=== RECORDED DATA ===
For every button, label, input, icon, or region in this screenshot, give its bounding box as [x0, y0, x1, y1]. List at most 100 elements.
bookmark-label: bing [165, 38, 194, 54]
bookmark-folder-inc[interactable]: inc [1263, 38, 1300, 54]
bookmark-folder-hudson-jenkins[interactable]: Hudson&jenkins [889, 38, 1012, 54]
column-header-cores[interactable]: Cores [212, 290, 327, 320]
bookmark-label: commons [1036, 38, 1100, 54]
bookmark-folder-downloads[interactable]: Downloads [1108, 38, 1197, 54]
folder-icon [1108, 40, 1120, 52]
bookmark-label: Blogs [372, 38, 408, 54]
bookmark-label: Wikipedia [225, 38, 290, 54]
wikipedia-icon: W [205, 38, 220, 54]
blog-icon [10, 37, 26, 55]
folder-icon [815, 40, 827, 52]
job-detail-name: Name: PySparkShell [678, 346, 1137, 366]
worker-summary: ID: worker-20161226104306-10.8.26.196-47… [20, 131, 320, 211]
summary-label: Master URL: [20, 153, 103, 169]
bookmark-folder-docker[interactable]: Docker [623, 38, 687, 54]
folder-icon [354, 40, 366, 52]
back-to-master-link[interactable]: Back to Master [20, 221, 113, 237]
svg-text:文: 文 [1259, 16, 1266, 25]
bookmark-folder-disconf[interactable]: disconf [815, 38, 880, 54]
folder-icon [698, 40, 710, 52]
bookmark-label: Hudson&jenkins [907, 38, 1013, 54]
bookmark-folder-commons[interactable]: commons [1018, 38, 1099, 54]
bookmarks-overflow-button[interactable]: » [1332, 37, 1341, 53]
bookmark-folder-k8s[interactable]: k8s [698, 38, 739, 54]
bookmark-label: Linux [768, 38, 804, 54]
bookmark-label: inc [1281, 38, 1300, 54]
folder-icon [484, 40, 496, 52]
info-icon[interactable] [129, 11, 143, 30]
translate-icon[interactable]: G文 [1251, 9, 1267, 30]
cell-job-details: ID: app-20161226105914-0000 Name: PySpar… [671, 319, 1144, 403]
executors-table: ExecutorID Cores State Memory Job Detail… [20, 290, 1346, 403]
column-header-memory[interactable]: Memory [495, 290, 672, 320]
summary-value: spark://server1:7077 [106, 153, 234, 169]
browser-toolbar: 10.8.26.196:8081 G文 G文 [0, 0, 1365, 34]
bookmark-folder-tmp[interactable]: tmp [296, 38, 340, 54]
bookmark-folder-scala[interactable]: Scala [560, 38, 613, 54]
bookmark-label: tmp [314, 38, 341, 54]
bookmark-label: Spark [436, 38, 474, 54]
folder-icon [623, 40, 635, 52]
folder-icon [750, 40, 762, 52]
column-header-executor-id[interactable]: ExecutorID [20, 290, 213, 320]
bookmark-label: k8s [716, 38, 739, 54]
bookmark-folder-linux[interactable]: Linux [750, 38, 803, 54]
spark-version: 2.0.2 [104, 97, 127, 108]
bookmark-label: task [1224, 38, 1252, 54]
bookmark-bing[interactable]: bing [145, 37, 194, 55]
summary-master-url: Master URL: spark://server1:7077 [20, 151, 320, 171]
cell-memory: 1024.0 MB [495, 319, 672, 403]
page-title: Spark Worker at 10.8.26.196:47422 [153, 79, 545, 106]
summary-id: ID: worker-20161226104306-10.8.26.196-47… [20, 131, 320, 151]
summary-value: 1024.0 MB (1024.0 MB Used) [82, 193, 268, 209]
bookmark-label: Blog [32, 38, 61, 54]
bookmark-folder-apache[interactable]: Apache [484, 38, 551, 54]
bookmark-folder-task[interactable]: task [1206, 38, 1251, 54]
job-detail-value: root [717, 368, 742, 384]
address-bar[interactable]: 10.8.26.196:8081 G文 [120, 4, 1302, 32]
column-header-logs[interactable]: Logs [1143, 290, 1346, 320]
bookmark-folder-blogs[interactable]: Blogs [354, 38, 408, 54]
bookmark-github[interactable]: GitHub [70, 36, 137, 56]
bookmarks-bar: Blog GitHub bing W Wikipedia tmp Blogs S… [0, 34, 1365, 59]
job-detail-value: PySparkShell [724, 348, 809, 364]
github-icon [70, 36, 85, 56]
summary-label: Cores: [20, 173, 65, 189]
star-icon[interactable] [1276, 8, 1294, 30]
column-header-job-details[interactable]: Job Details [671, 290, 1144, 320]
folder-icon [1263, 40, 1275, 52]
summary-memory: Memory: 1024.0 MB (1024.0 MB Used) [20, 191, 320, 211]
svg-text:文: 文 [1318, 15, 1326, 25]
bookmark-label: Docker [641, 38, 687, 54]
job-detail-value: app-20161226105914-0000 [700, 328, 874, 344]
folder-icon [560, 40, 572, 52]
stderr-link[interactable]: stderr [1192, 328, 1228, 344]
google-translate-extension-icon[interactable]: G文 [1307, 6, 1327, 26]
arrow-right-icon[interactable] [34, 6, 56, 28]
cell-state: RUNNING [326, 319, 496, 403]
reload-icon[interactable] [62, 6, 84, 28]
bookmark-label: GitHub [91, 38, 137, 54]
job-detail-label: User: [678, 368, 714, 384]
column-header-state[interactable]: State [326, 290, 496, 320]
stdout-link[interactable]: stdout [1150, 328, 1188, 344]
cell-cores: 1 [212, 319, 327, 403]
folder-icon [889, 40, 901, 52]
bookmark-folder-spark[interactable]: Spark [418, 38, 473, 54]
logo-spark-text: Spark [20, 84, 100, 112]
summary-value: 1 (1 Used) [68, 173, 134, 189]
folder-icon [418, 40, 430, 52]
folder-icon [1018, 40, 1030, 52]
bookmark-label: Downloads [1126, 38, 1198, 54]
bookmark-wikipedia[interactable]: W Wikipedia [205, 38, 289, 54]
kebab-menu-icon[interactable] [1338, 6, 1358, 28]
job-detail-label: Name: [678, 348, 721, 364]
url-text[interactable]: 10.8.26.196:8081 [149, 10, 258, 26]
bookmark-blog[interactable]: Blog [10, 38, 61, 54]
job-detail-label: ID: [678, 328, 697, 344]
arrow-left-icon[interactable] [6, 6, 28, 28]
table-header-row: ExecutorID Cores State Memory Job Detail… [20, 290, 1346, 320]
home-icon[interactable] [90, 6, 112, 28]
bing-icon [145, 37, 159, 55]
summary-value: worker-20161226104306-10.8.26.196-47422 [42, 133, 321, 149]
===
SHORT PROBLEM ▸
Tally the lines in the listing above that contain the string "Master", and reply with the number alone.

SOLUTION ▸
3